Directions for this task: Copy each line exactly. Leave nothing out.

Record set:

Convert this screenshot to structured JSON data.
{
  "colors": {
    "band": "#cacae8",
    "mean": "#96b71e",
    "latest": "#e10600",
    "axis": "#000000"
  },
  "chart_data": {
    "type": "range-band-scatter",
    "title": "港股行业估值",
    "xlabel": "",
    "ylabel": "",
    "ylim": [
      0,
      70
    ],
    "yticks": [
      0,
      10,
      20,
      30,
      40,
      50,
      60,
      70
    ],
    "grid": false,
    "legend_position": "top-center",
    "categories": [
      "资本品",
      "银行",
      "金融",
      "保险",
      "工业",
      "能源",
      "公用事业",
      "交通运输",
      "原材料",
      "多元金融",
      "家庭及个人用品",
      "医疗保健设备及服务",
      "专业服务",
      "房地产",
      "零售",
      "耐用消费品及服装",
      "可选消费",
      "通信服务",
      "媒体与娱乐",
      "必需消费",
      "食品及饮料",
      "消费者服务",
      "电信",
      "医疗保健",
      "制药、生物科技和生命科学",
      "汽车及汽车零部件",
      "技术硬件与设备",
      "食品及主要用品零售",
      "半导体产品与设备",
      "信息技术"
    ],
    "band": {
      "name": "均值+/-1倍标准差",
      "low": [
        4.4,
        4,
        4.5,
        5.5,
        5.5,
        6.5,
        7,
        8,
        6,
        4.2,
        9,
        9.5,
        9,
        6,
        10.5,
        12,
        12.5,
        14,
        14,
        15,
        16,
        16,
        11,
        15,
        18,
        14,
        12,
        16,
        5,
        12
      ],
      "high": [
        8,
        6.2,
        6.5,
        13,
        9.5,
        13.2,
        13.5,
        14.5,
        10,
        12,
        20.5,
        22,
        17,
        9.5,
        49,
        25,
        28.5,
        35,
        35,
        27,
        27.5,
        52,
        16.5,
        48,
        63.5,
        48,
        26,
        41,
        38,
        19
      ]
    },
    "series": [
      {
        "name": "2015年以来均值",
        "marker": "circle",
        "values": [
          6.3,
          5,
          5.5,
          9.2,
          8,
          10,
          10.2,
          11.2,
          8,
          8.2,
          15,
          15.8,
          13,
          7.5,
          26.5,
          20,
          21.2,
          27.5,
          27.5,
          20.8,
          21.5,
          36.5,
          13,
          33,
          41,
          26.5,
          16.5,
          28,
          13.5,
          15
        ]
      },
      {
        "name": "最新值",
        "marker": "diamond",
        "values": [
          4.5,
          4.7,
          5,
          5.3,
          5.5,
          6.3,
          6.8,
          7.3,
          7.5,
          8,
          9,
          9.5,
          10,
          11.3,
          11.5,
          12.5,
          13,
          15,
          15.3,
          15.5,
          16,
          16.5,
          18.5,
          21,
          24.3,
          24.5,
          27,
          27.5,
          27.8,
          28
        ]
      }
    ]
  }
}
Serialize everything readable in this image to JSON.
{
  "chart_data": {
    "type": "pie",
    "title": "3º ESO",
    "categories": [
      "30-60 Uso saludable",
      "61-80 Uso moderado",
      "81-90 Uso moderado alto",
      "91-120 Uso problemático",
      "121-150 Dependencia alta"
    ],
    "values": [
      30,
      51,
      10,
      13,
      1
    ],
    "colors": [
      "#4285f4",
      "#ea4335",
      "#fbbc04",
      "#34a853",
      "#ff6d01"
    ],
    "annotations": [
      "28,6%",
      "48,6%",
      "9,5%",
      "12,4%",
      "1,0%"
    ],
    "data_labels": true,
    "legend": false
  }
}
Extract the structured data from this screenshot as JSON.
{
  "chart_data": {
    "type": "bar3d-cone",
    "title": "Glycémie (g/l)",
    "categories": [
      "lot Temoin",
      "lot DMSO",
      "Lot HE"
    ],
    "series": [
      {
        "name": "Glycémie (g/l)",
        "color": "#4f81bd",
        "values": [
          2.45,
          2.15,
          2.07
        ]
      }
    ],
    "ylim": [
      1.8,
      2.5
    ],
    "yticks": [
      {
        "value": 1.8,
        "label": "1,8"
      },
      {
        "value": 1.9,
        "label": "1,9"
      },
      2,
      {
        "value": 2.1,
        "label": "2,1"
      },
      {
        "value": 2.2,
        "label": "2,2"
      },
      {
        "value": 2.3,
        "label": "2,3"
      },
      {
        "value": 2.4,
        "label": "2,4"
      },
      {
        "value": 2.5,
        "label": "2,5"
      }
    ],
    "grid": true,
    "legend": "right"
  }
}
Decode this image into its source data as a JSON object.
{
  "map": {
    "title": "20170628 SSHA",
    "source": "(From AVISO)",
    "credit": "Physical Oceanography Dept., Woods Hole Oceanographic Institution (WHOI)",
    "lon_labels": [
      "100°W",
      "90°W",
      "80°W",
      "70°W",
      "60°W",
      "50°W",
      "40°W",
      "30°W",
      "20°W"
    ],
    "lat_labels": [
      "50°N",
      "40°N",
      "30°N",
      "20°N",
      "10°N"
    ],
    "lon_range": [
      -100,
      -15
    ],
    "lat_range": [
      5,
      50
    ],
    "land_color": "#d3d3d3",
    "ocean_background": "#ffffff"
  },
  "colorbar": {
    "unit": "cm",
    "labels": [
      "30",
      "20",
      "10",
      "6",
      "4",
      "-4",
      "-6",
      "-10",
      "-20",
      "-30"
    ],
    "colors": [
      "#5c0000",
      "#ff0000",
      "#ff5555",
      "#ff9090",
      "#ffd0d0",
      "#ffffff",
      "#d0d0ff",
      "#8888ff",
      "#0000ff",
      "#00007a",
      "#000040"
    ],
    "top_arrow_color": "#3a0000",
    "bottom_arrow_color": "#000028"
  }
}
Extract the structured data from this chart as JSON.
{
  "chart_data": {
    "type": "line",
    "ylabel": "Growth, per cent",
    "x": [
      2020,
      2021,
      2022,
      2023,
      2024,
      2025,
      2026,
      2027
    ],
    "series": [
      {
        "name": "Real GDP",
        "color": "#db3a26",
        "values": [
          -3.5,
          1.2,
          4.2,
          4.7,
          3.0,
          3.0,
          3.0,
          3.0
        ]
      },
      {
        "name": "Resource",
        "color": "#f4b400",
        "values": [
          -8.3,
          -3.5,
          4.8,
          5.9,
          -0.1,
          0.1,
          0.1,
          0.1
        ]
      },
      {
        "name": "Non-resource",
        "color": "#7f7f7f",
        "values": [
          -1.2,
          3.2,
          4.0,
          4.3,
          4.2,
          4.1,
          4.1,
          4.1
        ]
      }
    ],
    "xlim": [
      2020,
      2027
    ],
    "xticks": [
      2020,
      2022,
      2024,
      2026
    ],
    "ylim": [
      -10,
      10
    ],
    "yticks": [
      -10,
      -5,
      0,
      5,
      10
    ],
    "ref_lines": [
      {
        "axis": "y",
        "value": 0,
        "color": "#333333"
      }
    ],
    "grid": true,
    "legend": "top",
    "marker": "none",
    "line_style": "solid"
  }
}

Answer to this problem:
Convert this screenshot to structured JSON data.
{
  "colors": {
    "band": "#cacae8",
    "mean": "#96b71e",
    "latest": "#e10600",
    "axis": "#000000"
  },
  "chart_data": {
    "type": "range-band-scatter",
    "title": "港股行业估值",
    "xlabel": "",
    "ylabel": "",
    "ylim": [
      0,
      70
    ],
    "yticks": [
      0,
      10,
      20,
      30,
      40,
      50,
      60,
      70
    ],
    "grid": false,
    "legend_position": "top-center",
    "categories": [
      "资本品",
      "银行",
      "金融",
      "保险",
      "工业",
      "能源",
      "公用事业",
      "交通运输",
      "原材料",
      "多元金融",
      "家庭及个人用品",
      "医疗保健设备及服务",
      "专业服务",
      "房地产",
      "零售",
      "耐用消费品及服装",
      "可选消费",
      "通信服务",
      "媒体与娱乐",
      "必需消费",
      "食品及饮料",
      "消费者服务",
      "电信",
      "医疗保健",
      "制药、生物科技和生命科学",
      "汽车及汽车零部件",
      "技术硬件与设备",
      "食品及主要用品零售",
      "半导体产品与设备",
      "信息技术"
    ],
    "band": {
      "name": "均值+/-1倍标准差",
      "low": [
        4.4,
        4,
        4.5,
        5.5,
        5.5,
        6.5,
        7,
        8,
        6,
        4.2,
        9,
        9.5,
        9,
        6,
        10.5,
        12,
        12.5,
        14,
        14,
        15,
        16,
        16,
        11,
        15,
        18,
        14,
        12,
        16,
        5,
        12
      ],
      "high": [
        8,
        6.2,
        6.5,
        13,
        9.5,
        13.2,
        13.5,
        14.5,
        10,
        12,
        20.5,
        22,
        17,
        9.5,
        49,
        25,
        28.5,
        35,
        35,
        27,
        27.5,
        52,
        16.5,
        48,
        63.5,
        48,
        26,
        41,
        38,
        19
      ]
    },
    "series": [
      {
        "name": "2015年以来均值",
        "marker": "circle",
        "values": [
          6.3,
          5,
          5.5,
          9.2,
          8,
          10,
          10.2,
          11.2,
          8,
          8.2,
          15,
          15.8,
          13,
          7.5,
          26.5,
          20,
          21.2,
          27.5,
          27.5,
          20.8,
          21.5,
          36.5,
          13,
          33,
          41,
          26.5,
          16.5,
          28,
          13.5,
          15
        ]
      },
      {
        "name": "最新值",
        "marker": "diamond",
        "values": [
          4.5,
          4.7,
          5,
          5.3,
          5.5,
          6.3,
          6.8,
          7.3,
          7.5,
          8,
          9,
          9.5,
          10,
          11.3,
          11.5,
          12.5,
          13,
          15,
          15.3,
          15.5,
          16,
          16.5,
          18.5,
          21,
          24.3,
          24.5,
          27,
          27.5,
          27.8,
          28
        ]
      }
    ]
  }
}
Serialize everything readable in this image to JSON.
{
  "chart_data": {
    "type": "pie",
    "title": "3º ESO",
    "categories": [
      "30-60 Uso saludable",
      "61-80 Uso moderado",
      "81-90 Uso moderado alto",
      "91-120 Uso problemático",
      "121-150 Dependencia alta"
    ],
    "values": [
      30,
      51,
      10,
      13,
      1
    ],
    "colors": [
      "#4285f4",
      "#ea4335",
      "#fbbc04",
      "#34a853",
      "#ff6d01"
    ],
    "annotations": [
      "28,6%",
      "48,6%",
      "9,5%",
      "12,4%",
      "1,0%"
    ],
    "data_labels": true,
    "legend": false
  }
}
Extract the structured data from this screenshot as JSON.
{
  "chart_data": {
    "type": "bar3d-cone",
    "title": "Glycémie (g/l)",
    "categories": [
      "lot Temoin",
      "lot DMSO",
      "Lot HE"
    ],
    "series": [
      {
        "name": "Glycémie (g/l)",
        "color": "#4f81bd",
        "values": [
          2.45,
          2.15,
          2.07
        ]
      }
    ],
    "ylim": [
      1.8,
      2.5
    ],
    "yticks": [
      {
        "value": 1.8,
        "label": "1,8"
      },
      {
        "value": 1.9,
        "label": "1,9"
      },
      2,
      {
        "value": 2.1,
        "label": "2,1"
      },
      {
        "value": 2.2,
        "label": "2,2"
      },
      {
        "value": 2.3,
        "label": "2,3"
      },
      {
        "value": 2.4,
        "label": "2,4"
      },
      {
        "value": 2.5,
        "label": "2,5"
      }
    ],
    "grid": true,
    "legend": "right"
  }
}
Decode this image into its source data as a JSON object.
{
  "map": {
    "title": "20170628 SSHA",
    "source": "(From AVISO)",
    "credit": "Physical Oceanography Dept., Woods Hole Oceanographic Institution (WHOI)",
    "lon_labels": [
      "100°W",
      "90°W",
      "80°W",
      "70°W",
      "60°W",
      "50°W",
      "40°W",
      "30°W",
      "20°W"
    ],
    "lat_labels": [
      "50°N",
      "40°N",
      "30°N",
      "20°N",
      "10°N"
    ],
    "lon_range": [
      -100,
      -15
    ],
    "lat_range": [
      5,
      50
    ],
    "land_color": "#d3d3d3",
    "ocean_background": "#ffffff"
  },
  "colorbar": {
    "unit": "cm",
    "labels": [
      "30",
      "20",
      "10",
      "6",
      "4",
      "-4",
      "-6",
      "-10",
      "-20",
      "-30"
    ],
    "colors": [
      "#5c0000",
      "#ff0000",
      "#ff5555",
      "#ff9090",
      "#ffd0d0",
      "#ffffff",
      "#d0d0ff",
      "#8888ff",
      "#0000ff",
      "#00007a",
      "#000040"
    ],
    "top_arrow_color": "#3a0000",
    "bottom_arrow_color": "#000028"
  }
}
Extract the structured data from this chart as JSON.
{
  "chart_data": {
    "type": "line",
    "ylabel": "Growth, per cent",
    "x": [
      2020,
      2021,
      2022,
      2023,
      2024,
      2025,
      2026,
      2027
    ],
    "series": [
      {
        "name": "Real GDP",
        "color": "#db3a26",
        "values": [
          -3.5,
          1.2,
          4.2,
          4.7,
          3.0,
          3.0,
          3.0,
          3.0
        ]
      },
      {
        "name": "Resource",
        "color": "#f4b400",
        "values": [
          -8.3,
          -3.5,
          4.8,
          5.9,
          -0.1,
          0.1,
          0.1,
          0.1
        ]
      },
      {
        "name": "Non-resource",
        "color": "#7f7f7f",
        "values": [
          -1.2,
          3.2,
          4.0,
          4.3,
          4.2,
          4.1,
          4.1,
          4.1
        ]
      }
    ],
    "xlim": [
      2020,
      2027
    ],
    "xticks": [
      2020,
      2022,
      2024,
      2026
    ],
    "ylim": [
      -10,
      10
    ],
    "yticks": [
      -10,
      -5,
      0,
      5,
      10
    ],
    "ref_lines": [
      {
        "axis": "y",
        "value": 0,
        "color": "#333333"
      }
    ],
    "grid": true,
    "legend": "top",
    "marker": "none",
    "line_style": "solid"
  }
}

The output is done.